STORED DATA —
•••••

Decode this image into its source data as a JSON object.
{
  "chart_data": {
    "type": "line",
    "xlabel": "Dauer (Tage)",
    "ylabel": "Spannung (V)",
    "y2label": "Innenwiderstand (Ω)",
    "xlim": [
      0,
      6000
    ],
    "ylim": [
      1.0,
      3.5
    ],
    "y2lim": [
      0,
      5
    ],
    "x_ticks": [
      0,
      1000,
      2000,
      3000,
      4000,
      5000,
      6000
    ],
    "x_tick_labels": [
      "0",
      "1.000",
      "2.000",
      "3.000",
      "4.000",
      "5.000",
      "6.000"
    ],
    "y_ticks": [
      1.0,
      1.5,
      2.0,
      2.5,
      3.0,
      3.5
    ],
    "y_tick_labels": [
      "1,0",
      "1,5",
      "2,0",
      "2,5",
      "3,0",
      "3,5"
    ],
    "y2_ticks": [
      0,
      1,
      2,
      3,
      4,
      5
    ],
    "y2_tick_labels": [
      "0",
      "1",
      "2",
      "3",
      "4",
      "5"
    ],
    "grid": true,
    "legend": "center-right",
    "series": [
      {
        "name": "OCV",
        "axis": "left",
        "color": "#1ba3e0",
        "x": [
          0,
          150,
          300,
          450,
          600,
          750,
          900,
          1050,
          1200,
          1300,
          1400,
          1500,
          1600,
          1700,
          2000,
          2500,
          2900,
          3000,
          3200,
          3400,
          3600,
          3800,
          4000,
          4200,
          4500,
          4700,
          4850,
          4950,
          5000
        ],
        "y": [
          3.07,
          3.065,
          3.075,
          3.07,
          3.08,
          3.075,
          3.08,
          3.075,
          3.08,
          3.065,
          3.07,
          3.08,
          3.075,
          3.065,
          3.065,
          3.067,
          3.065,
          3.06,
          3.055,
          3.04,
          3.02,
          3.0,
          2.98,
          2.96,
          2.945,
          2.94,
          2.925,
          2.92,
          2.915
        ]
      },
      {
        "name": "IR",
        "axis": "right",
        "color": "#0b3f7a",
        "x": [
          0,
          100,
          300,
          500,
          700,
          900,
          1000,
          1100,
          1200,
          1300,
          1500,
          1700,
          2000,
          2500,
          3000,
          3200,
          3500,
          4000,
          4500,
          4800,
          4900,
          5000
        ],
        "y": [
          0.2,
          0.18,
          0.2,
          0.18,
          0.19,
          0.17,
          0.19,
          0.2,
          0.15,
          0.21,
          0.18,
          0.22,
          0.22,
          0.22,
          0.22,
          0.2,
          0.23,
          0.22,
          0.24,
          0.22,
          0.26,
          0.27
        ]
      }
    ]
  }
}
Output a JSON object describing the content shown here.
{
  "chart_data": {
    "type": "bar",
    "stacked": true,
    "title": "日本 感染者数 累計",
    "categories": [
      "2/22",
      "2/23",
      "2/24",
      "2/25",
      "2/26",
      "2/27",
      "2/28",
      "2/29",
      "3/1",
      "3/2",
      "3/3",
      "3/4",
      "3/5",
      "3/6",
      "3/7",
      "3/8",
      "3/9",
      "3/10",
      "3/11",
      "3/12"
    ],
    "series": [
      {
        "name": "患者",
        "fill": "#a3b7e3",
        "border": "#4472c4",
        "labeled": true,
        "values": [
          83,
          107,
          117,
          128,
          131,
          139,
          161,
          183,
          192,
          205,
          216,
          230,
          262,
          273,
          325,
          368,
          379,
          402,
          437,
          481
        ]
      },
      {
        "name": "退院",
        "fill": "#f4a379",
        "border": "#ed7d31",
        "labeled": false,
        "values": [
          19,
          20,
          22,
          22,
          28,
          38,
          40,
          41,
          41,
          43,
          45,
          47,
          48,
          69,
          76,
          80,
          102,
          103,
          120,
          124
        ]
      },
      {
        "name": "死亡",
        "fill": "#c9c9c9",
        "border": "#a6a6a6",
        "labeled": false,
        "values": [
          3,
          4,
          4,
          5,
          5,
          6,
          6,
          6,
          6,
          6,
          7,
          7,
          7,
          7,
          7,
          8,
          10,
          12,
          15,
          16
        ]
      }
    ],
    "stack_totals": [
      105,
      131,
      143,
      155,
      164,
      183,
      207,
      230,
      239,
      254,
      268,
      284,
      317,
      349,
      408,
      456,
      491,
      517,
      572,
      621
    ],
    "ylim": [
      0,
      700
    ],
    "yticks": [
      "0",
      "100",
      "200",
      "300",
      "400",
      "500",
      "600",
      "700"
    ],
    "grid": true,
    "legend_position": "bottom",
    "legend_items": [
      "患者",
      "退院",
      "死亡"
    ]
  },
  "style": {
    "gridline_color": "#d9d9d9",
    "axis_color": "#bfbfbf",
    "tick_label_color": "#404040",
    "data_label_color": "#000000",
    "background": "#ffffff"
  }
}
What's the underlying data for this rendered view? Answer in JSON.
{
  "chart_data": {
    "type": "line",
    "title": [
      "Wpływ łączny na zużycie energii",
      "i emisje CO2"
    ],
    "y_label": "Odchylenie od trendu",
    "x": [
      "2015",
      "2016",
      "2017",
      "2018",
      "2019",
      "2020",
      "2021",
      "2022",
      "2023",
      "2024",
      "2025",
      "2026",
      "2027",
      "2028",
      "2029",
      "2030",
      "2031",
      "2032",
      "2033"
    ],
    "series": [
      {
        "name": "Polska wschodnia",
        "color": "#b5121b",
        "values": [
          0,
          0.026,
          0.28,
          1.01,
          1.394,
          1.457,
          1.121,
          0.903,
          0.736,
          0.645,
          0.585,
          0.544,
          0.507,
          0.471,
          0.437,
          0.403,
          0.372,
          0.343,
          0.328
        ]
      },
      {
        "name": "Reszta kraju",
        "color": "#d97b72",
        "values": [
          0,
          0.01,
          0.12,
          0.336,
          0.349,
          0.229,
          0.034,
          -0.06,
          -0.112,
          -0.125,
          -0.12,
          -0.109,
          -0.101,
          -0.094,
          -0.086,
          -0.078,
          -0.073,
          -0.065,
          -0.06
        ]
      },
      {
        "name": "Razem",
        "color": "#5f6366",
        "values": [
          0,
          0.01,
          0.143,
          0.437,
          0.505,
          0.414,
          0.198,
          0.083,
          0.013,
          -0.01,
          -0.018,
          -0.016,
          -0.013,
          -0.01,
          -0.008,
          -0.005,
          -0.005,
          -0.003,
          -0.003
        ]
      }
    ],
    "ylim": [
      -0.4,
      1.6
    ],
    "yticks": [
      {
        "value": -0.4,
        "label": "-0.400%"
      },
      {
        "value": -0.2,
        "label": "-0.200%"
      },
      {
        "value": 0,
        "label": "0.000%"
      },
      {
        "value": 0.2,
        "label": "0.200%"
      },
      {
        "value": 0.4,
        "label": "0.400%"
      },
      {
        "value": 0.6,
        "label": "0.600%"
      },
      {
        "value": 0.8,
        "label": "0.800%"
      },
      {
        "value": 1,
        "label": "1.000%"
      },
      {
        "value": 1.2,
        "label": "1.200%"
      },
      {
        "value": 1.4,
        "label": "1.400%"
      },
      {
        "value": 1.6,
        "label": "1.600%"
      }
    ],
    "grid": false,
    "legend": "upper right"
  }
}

•••••

PROMPT — Give a word-for-word copy of the records.

WRITTEN ANSWER —
Decode this image into its source data as a JSON object.
{
  "chart_data": {
    "type": "line",
    "xlabel": "Dauer (Tage)",
    "ylabel": "Spannung (V)",
    "y2label": "Innenwiderstand (Ω)",
    "xlim": [
      0,
      6000
    ],
    "ylim": [
      1.0,
      3.5
    ],
    "y2lim": [
      0,
      5
    ],
    "x_ticks": [
      0,
      1000,
      2000,
      3000,
      4000,
      5000,
      6000
    ],
    "x_tick_labels": [
      "0",
      "1.000",
      "2.000",
      "3.000",
      "4.000",
      "5.000",
      "6.000"
    ],
    "y_ticks": [
      1.0,
      1.5,
      2.0,
      2.5,
      3.0,
      3.5
    ],
    "y_tick_labels": [
      "1,0",
      "1,5",
      "2,0",
      "2,5",
      "3,0",
      "3,5"
    ],
    "y2_ticks": [
      0,
      1,
      2,
      3,
      4,
      5
    ],
    "y2_tick_labels": [
      "0",
      "1",
      "2",
      "3",
      "4",
      "5"
    ],
    "grid": true,
    "legend": "center-right",
    "series": [
      {
        "name": "OCV",
        "axis": "left",
        "color": "#1ba3e0",
        "x": [
          0,
          150,
          300,
          450,
          600,
          750,
          900,
          1050,
          1200,
          1300,
          1400,
          1500,
          1600,
          1700,
          2000,
          2500,
          2900,
          3000,
          3200,
          3400,
          3600,
          3800,
          4000,
          4200,
          4500,
          4700,
          4850,
          4950,
          5000
        ],
        "y": [
          3.07,
          3.065,
          3.075,
          3.07,
          3.08,
          3.075,
          3.08,
          3.075,
          3.08,
          3.065,
          3.07,
          3.08,
          3.075,
          3.065,
          3.065,
          3.067,
          3.065,
          3.06,
          3.055,
          3.04,
          3.02,
          3.0,
          2.98,
          2.96,
          2.945,
          2.94,
          2.925,
          2.92,
          2.915
        ]
      },
      {
        "name": "IR",
        "axis": "right",
        "color": "#0b3f7a",
        "x": [
          0,
          100,
          300,
          500,
          700,
          900,
          1000,
          1100,
          1200,
          1300,
          1500,
          1700,
          2000,
          2500,
          3000,
          3200,
          3500,
          4000,
          4500,
          4800,
          4900,
          5000
        ],
        "y": [
          0.2,
          0.18,
          0.2,
          0.18,
          0.19,
          0.17,
          0.19,
          0.2,
          0.15,
          0.21,
          0.18,
          0.22,
          0.22,
          0.22,
          0.22,
          0.2,
          0.23,
          0.22,
          0.24,
          0.22,
          0.26,
          0.27
        ]
      }
    ]
  }
}
Output a JSON object describing the content shown here.
{
  "chart_data": {
    "type": "bar",
    "stacked": true,
    "title": "日本 感染者数 累計",
    "categories": [
      "2/22",
      "2/23",
      "2/24",
      "2/25",
      "2/26",
      "2/27",
      "2/28",
      "2/29",
      "3/1",
      "3/2",
      "3/3",
      "3/4",
      "3/5",
      "3/6",
      "3/7",
      "3/8",
      "3/9",
      "3/10",
      "3/11",
      "3/12"
    ],
    "series": [
      {
        "name": "患者",
        "fill": "#a3b7e3",
        "border": "#4472c4",
        "labeled": true,
        "values": [
          83,
          107,
          117,
          128,
          131,
          139,
          161,
          183,
          192,
          205,
          216,
          230,
          262,
          273,
          325,
          368,
          379,
          402,
          437,
          481
        ]
      },
      {
        "name": "退院",
        "fill": "#f4a379",
        "border": "#ed7d31",
        "labeled": false,
        "values": [
          19,
          20,
          22,
          22,
          28,
          38,
          40,
          41,
          41,
          43,
          45,
          47,
          48,
          69,
          76,
          80,
          102,
          103,
          120,
          124
        ]
      },
      {
        "name": "死亡",
        "fill": "#c9c9c9",
        "border": "#a6a6a6",
        "labeled": false,
        "values": [
          3,
          4,
          4,
          5,
          5,
          6,
          6,
          6,
          6,
          6,
          7,
          7,
          7,
          7,
          7,
          8,
          10,
          12,
          15,
          16
        ]
      }
    ],
    "stack_totals": [
      105,
      131,
      143,
      155,
      164,
      183,
      207,
      230,
      239,
      254,
      268,
      284,
      317,
      349,
      408,
      456,
      491,
      517,
      572,
      621
    ],
    "ylim": [
      0,
      700
    ],
    "yticks": [
      "0",
      "100",
      "200",
      "300",
      "400",
      "500",
      "600",
      "700"
    ],
    "grid": true,
    "legend_position": "bottom",
    "legend_items": [
      "患者",
      "退院",
      "死亡"
    ]
  },
  "style": {
    "gridline_color": "#d9d9d9",
    "axis_color": "#bfbfbf",
    "tick_label_color": "#404040",
    "data_label_color": "#000000",
    "background": "#ffffff"
  }
}
What's the underlying data for this rendered view? Answer in JSON.
{
  "chart_data": {
    "type": "line",
    "title": [
      "Wpływ łączny na zużycie energii",
      "i emisje CO2"
    ],
    "y_label": "Odchylenie od trendu",
    "x": [
      "2015",
      "2016",
      "2017",
      "2018",
      "2019",
      "2020",
      "2021",
      "2022",
      "2023",
      "2024",
      "2025",
      "2026",
      "2027",
      "2028",
      "2029",
      "2030",
      "2031",
      "2032",
      "2033"
    ],
    "series": [
      {
        "name": "Polska wschodnia",
        "color": "#b5121b",
        "values": [
          0,
          0.026,
          0.28,
          1.01,
          1.394,
          1.457,
          1.121,
          0.903,
          0.736,
          0.645,
          0.585,
          0.544,
          0.507,
          0.471,
          0.437,
          0.403,
          0.372,
          0.343,
          0.328
        ]
      },
      {
        "name": "Reszta kraju",
        "color": "#d97b72",
        "values": [
          0,
          0.01,
          0.12,
          0.336,
          0.349,
          0.229,
          0.034,
          -0.06,
          -0.112,
          -0.125,
          -0.12,
          -0.109,
          -0.101,
          -0.094,
          -0.086,
          -0.078,
          -0.073,
          -0.065,
          -0.06
        ]
      },
      {
        "name": "Razem",
        "color": "#5f6366",
        "values": [
          0,
          0.01,
          0.143,
          0.437,
          0.505,
          0.414,
          0.198,
          0.083,
          0.013,
          -0.01,
          -0.018,
          -0.016,
          -0.013,
          -0.01,
          -0.008,
          -0.005,
          -0.005,
          -0.003,
          -0.003
        ]
      }
    ],
    "ylim": [
      -0.4,
      1.6
    ],
    "yticks": [
      {
        "value": -0.4,
        "label": "-0.400%"
      },
      {
        "value": -0.2,
        "label": "-0.200%"
      },
      {
        "value": 0,
        "label": "0.000%"
      },
      {
        "value": 0.2,
        "label": "0.200%"
      },
      {
        "value": 0.4,
        "label": "0.400%"
      },
      {
        "value": 0.6,
        "label": "0.600%"
      },
      {
        "value": 0.8,
        "label": "0.800%"
      },
      {
        "value": 1,
        "label": "1.000%"
      },
      {
        "value": 1.2,
        "label": "1.200%"
      },
      {
        "value": 1.4,
        "label": "1.400%"
      },
      {
        "value": 1.6,
        "label": "1.600%"
      }
    ],
    "grid": false,
    "legend": "upper right"
  }
}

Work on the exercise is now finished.